=== Quoted text ===
The Supreme Court of Victoria declared that, on relevant days and in relation to specific yards, prison authorities acted unlawfully by denying Mr Marrogi his right to be ‘in the open air’ and by acting incompatibly with his right to humane treatment.
When people in prison are being subjected to lockdowns or other restrictive prison conditions, they should keep records of their experiences. For lockdowns, this could include the frequency and length of lockdowns (for example, any in excess of 24 hours); time out of cell and time interacting with others; unscheduled lockdowns in addition to the rolling schedule; experience of lockdowns with reference to the type of unit they are housed in; interference with appointments; interference with ability to connect with children, family and other supports; interference with programs (for example, offence-specific programs required for parole eligibility); interference with access to cultural spaces and supports; and psychological and wellbeing impacts.
Complaint pathways differ in each jurisdiction, but people in prison can generally complain to the Ombudsman and could also consider raising their concerns with any independent visiting services that attend their prison. The treatment outlined above can also potentially be relevant to submissions a criminal lawyer might make about bail and/or sentencing and will also be relevant if a person in prison seeks legal advice about the lawfulness of being subjected to lockdowns, including sentence remissions, judicial review and civil claims.
=== Provided information ===
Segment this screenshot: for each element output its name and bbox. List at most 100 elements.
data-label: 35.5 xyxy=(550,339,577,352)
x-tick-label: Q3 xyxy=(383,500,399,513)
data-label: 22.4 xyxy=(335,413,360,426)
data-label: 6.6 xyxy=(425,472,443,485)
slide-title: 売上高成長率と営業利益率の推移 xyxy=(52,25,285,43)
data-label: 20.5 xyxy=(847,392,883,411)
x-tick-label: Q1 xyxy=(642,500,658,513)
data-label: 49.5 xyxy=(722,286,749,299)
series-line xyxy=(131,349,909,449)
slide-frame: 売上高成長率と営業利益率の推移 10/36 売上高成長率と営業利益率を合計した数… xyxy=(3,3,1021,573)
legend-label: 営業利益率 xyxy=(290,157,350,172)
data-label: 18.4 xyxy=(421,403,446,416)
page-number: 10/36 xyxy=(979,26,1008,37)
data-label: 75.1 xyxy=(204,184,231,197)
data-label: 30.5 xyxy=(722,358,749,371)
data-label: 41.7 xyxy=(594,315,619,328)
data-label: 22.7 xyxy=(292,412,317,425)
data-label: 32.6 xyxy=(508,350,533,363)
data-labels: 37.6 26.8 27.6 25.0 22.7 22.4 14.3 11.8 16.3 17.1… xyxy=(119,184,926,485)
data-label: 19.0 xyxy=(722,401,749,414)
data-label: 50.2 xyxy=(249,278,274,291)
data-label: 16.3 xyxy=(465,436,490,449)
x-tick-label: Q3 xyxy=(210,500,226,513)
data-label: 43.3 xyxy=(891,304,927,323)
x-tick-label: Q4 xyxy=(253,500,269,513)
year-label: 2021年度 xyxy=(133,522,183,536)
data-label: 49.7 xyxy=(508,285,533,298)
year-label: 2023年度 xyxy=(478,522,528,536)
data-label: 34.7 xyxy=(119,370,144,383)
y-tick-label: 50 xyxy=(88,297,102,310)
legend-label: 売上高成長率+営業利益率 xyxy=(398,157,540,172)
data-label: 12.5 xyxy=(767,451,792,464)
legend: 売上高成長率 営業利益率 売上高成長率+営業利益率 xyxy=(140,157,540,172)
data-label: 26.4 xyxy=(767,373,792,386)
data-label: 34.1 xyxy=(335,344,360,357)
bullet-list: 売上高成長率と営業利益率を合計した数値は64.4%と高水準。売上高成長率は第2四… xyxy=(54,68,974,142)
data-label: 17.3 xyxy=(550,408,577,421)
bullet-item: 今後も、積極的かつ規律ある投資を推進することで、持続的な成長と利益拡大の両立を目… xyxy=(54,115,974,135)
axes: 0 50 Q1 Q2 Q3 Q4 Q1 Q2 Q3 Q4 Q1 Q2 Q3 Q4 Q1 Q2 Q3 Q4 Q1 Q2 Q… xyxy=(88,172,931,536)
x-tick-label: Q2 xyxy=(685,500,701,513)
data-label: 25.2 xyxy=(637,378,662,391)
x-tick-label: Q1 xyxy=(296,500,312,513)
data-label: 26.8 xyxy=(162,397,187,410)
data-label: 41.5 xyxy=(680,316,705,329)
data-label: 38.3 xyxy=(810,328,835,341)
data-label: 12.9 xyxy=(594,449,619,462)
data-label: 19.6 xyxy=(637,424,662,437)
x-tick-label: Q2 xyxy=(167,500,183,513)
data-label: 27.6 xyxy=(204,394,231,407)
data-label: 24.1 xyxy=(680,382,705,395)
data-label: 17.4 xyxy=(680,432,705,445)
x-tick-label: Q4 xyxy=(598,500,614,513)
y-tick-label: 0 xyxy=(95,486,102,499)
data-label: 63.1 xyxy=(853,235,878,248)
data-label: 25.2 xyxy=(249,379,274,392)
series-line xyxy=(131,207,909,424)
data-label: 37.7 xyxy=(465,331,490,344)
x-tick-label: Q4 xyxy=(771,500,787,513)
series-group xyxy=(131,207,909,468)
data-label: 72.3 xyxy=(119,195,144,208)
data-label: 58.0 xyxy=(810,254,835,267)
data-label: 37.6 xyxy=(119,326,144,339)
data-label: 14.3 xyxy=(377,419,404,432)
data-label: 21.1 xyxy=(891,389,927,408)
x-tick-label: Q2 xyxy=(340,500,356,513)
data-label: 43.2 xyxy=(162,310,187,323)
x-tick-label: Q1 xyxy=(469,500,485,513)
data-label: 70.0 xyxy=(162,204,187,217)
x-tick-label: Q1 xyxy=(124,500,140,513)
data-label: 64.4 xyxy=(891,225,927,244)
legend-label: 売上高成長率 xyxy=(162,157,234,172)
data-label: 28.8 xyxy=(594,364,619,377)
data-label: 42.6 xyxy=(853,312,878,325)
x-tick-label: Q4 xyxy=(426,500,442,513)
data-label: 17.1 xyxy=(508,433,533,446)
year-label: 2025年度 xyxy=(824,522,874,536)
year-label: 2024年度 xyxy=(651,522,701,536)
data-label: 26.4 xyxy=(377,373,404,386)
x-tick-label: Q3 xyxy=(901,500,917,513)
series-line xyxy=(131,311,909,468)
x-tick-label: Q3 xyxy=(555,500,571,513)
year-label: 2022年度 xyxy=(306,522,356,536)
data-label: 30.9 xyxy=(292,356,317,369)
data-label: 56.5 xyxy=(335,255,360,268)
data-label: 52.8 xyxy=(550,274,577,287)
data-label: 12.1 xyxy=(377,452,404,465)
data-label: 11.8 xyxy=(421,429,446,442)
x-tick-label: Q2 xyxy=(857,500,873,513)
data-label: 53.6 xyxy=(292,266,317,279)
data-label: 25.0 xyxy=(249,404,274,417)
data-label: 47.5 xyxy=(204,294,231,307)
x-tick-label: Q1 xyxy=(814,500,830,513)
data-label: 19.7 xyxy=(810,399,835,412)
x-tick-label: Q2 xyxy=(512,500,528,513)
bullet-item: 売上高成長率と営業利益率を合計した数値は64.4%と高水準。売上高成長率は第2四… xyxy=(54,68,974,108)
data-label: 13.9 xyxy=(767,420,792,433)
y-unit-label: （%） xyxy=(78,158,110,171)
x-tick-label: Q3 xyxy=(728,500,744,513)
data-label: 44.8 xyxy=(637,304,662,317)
===
Work to complete
Rewrite the paragraph of the prison lockdowns text that begins "When people in prison are being subjected" as a short list, keeping its main facts. You won't need the entries for anything here.

Reply to the task
People in prison facing lockdowns or other restrictive conditions should keep records of their experiences. For lockdowns, these could cover:
- how often and how long lockdowns last (for example, any over 24 hours)
- time out of cell and time spent with others
- unscheduled lockdowns on top of the rolling schedule
- how lockdowns are experienced in their type of unit
- disruption to appointments
- disruption to contact with children, family and other supports
- disruption to programs (for example, offence-specific programs needed for parole eligibility)
- disruption to access to cultural spaces and supports
- effects on mental health and wellbeing